### The problem
Leave the pictures out and print every record below exactly as it stands.

### Stored records
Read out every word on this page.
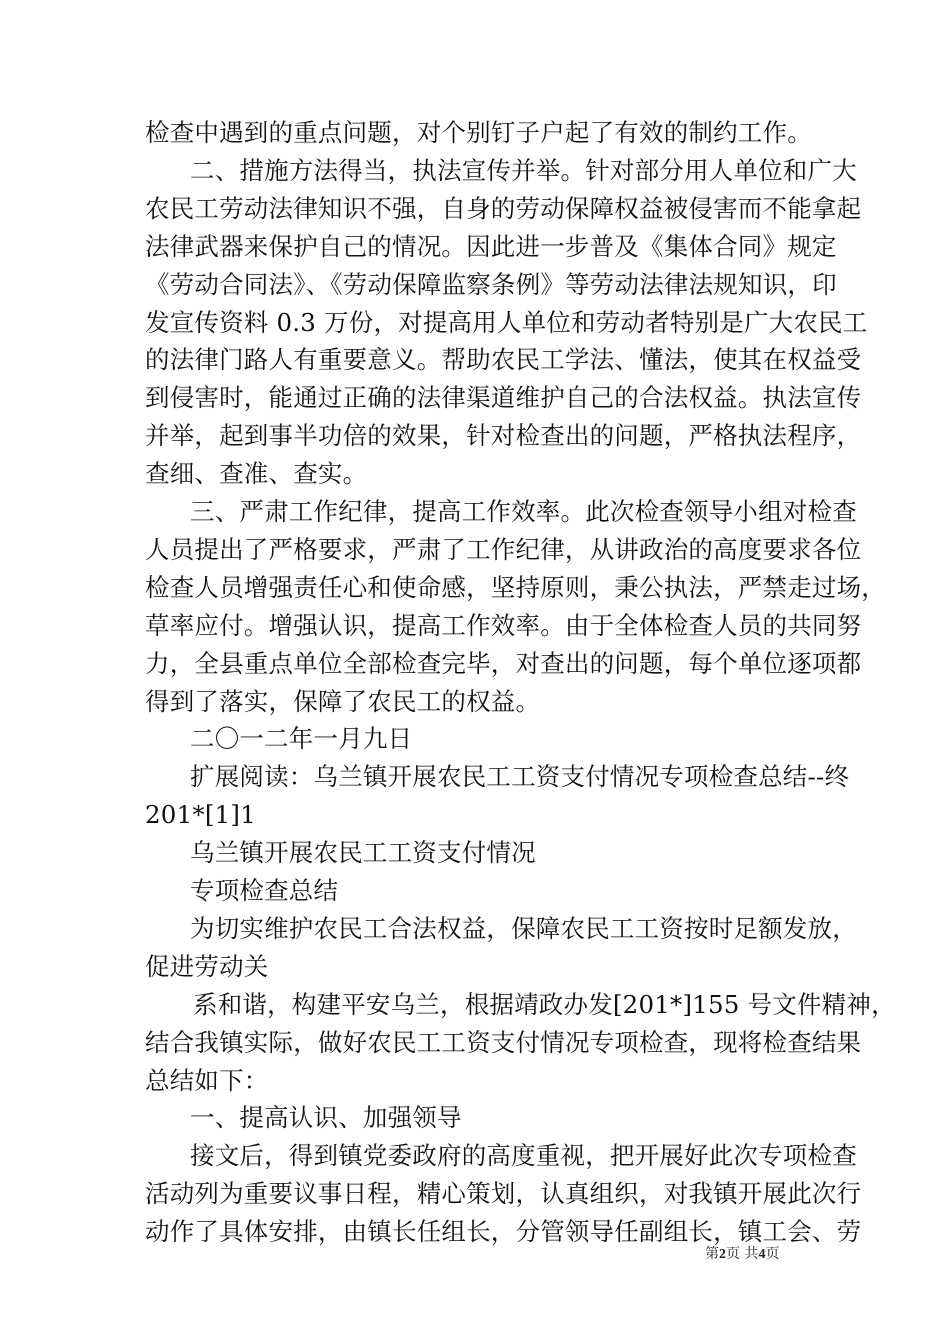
检查中遇到的重点问题，对个别钉子户起了有效的制约工作。
二、措施方法得当，执法宣传并举。针对部分用人单位和广大
农民工劳动法律知识不强，自身的劳动保障权益被侵害而不能拿起
法律武器来保护自己的情况。因此进一步普及《集体合同》规定
《劳动合同法》、《劳动保障监察条例》等劳动法律法规知识，印
发宣传资料 0.3 万份，对提高用人单位和劳动者特别是广大农民工
的法律门路人有重要意义。帮助农民工学法、懂法，使其在权益受
到侵害时，能通过正确的法律渠道维护自己的合法权益。执法宣传
并举，起到事半功倍的效果，针对检查出的问题，严格执法程序，
查细、查准、查实。
三、严肃工作纪律，提高工作效率。此次检查领导小组对检查
人员提出了严格要求，严肃了工作纪律，从讲政治的高度要求各位
检查人员增强责任心和使命感，坚持原则，秉公执法，严禁走过场，
草率应付。增强认识，提高工作效率。由于全体检查人员的共同努
力，全县重点单位全部检查完毕，对查出的问题，每个单位逐项都
得到了落实，保障了农民工的权益。
二〇一二年一月九日
扩展阅读：乌兰镇开展农民工工资支付情况专项检查总结--终
201*[1]1
乌兰镇开展农民工工资支付情况
专项检查总结
为切实维护农民工合法权益，保障农民工工资按时足额发放，
促进劳动关
系和谐，构建平安乌兰，根据靖政办发[201*]155 号文件精神，
结合我镇实际，做好农民工工资支付情况专项检查，现将检查结果
总结如下：
一、提高认识、加强领导
接文后，得到镇党委政府的高度重视，把开展好此次专项检查
活动列为重要议事日程，精心策划，认真组织，对我镇开展此次行
动作了具体安排，由镇长任组长，分管领导任副组长，镇工会、劳
第2页 共4页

### Complete response
Read out every word on this page.
检查中遇到的重点问题，对个别钉子户起了有效的制约工作。
二、措施方法得当，执法宣传并举。针对部分用人单位和广大
农民工劳动法律知识不强，自身的劳动保障权益被侵害而不能拿起
法律武器来保护自己的情况。因此进一步普及《集体合同》规定
《劳动合同法》、《劳动保障监察条例》等劳动法律法规知识，印
发宣传资料 0.3 万份，对提高用人单位和劳动者特别是广大农民工
的法律门路人有重要意义。帮助农民工学法、懂法，使其在权益受
到侵害时，能通过正确的法律渠道维护自己的合法权益。执法宣传
并举，起到事半功倍的效果，针对检查出的问题，严格执法程序，
查细、查准、查实。
三、严肃工作纪律，提高工作效率。此次检查领导小组对检查
人员提出了严格要求，严肃了工作纪律，从讲政治的高度要求各位
检查人员增强责任心和使命感，坚持原则，秉公执法，严禁走过场，
草率应付。增强认识，提高工作效率。由于全体检查人员的共同努
力，全县重点单位全部检查完毕，对查出的问题，每个单位逐项都
得到了落实，保障了农民工的权益。
二〇一二年一月九日
扩展阅读：乌兰镇开展农民工工资支付情况专项检查总结--终
201*[1]1
乌兰镇开展农民工工资支付情况
专项检查总结
为切实维护农民工合法权益，保障农民工工资按时足额发放，
促进劳动关
系和谐，构建平安乌兰，根据靖政办发[201*]155 号文件精神，
结合我镇实际，做好农民工工资支付情况专项检查，现将检查结果
总结如下：
一、提高认识、加强领导
接文后，得到镇党委政府的高度重视，把开展好此次专项检查
活动列为重要议事日程，精心策划，认真组织，对我镇开展此次行
动作了具体安排，由镇长任组长，分管领导任副组长，镇工会、劳
第2页 共4页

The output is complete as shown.